**OBJECTIVE**
Transcribe only what runs from the line containing "What's the underlying" through the final line below, exactly, and leave every picture out.

**RECORDS TO PROCESS**
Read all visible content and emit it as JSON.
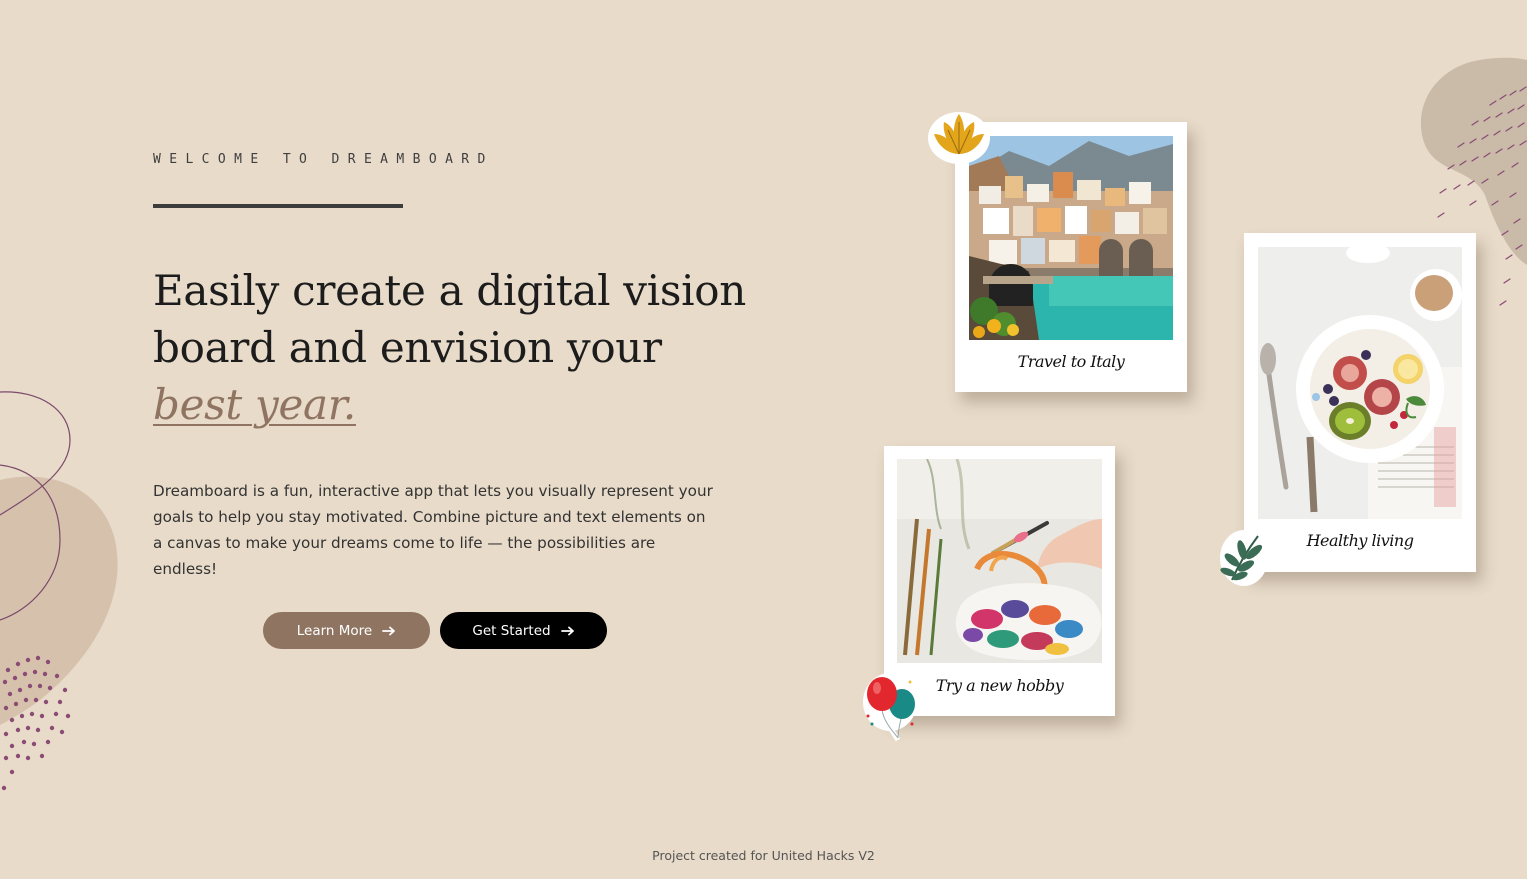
{
  "hero": {
    "eyebrow": "WELCOME TO DREAMBOARD",
    "headline_main": "Easily create a digital vision board and envision your ",
    "headline_emphasis": "best year.",
    "description": "Dreamboard is a fun, interactive app that lets you visually represent your goals to help you stay motivated. Combine picture and text elements on a canvas to make your dreams come to life — the possibilities are endless!"
  },
  "buttons": {
    "learn_more": "Learn More",
    "get_started": "Get Started"
  },
  "polaroids": {
    "italy": "Travel to Italy",
    "healthy": "Healthy living",
    "hobby": "Try a new hobby"
  },
  "footer": {
    "text": "Project created for United Hacks V2"
  },
  "colors": {
    "background": "#e8dbc9",
    "accent": "#8f7561",
    "dark": "#000000"
  },
  "icons": [
    "arrow-right-icon",
    "leaf-sticker-icon",
    "fern-sticker-icon",
    "balloons-sticker-icon"
  ]
}
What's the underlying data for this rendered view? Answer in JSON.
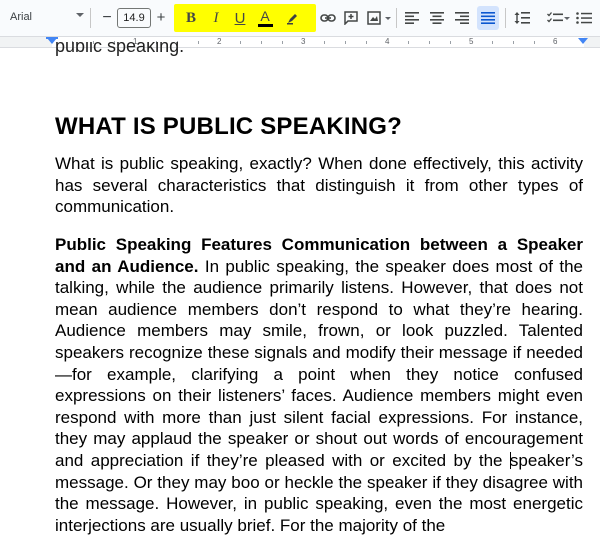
{
  "toolbar": {
    "font_name": "Arial",
    "font_size": "14.9",
    "minus_label": "−",
    "plus_label": "+",
    "bold_label": "B",
    "italic_label": "I",
    "underline_label": "U",
    "text_color_label": "A",
    "highlight_color": "#ffff00",
    "icons": [
      "pen-highlight-icon",
      "link-icon",
      "comment-add-icon",
      "image-icon",
      "align-left-icon",
      "align-center-icon",
      "align-right-icon",
      "align-justify-icon",
      "line-spacing-icon",
      "checklist-icon",
      "bulleted-list-icon"
    ]
  },
  "ruler": {
    "numbers": [
      "1",
      "2",
      "3",
      "4",
      "5",
      "6"
    ]
  },
  "document": {
    "cut_line": "public speaking.",
    "heading": "WHAT IS PUBLIC SPEAKING?",
    "paragraph1": "What is public speaking, exactly? When done effectively, this activity has several characteristics that distinguish it from other types of communication.",
    "paragraph2_bold": "Public Speaking Features Communication between a Speaker and an Audience.",
    "paragraph2_a": " In public speaking, the speaker does most of the talking, while the audience primarily listens. However, that does not mean audience members don’t respond to what they’re hearing. Audience members may smile, frown, or look puzzled. Talented speakers recognize these signals and modify their message if needed—for example, clarifying a point when they notice confused expressions on their listeners’ faces. Audience members might even respond with more than just silent facial expressions. For instance, they may applaud the speaker or shout out words of encouragement and appreciation if they’re pleased with or excited by the ",
    "paragraph2_b": "speaker’s message. Or they may boo or heckle the speaker if they disagree with the message. However, in public speaking, even the most energetic interjections are usually brief. For the majority of the"
  }
}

**RESULT**
What's the underlying data for this rendered view? Answer in JSON.
{
  "toolbar": {
    "font_name": "Arial",
    "font_size": "14.9",
    "minus_label": "−",
    "plus_label": "+",
    "bold_label": "B",
    "italic_label": "I",
    "underline_label": "U",
    "text_color_label": "A",
    "highlight_color": "#ffff00",
    "icons": [
      "pen-highlight-icon",
      "link-icon",
      "comment-add-icon",
      "image-icon",
      "align-left-icon",
      "align-center-icon",
      "align-right-icon",
      "align-justify-icon",
      "line-spacing-icon",
      "checklist-icon",
      "bulleted-list-icon"
    ]
  },
  "ruler": {
    "numbers": [
      "1",
      "2",
      "3",
      "4",
      "5",
      "6"
    ]
  },
  "document": {
    "cut_line": "public speaking.",
    "heading": "WHAT IS PUBLIC SPEAKING?",
    "paragraph1": "What is public speaking, exactly? When done effectively, this activity has several characteristics that distinguish it from other types of communication.",
    "paragraph2_bold": "Public Speaking Features Communication between a Speaker and an Audience.",
    "paragraph2_a": " In public speaking, the speaker does most of the talking, while the audience primarily listens. However, that does not mean audience members don’t respond to what they’re hearing. Audience members may smile, frown, or look puzzled. Talented speakers recognize these signals and modify their message if needed—for example, clarifying a point when they notice confused expressions on their listeners’ faces. Audience members might even respond with more than just silent facial expressions. For instance, they may applaud the speaker or shout out words of encouragement and appreciation if they’re pleased with or excited by the ",
    "paragraph2_b": "speaker’s message. Or they may boo or heckle the speaker if they disagree with the message. However, in public speaking, even the most energetic interjections are usually brief. For the majority of the"
  }
}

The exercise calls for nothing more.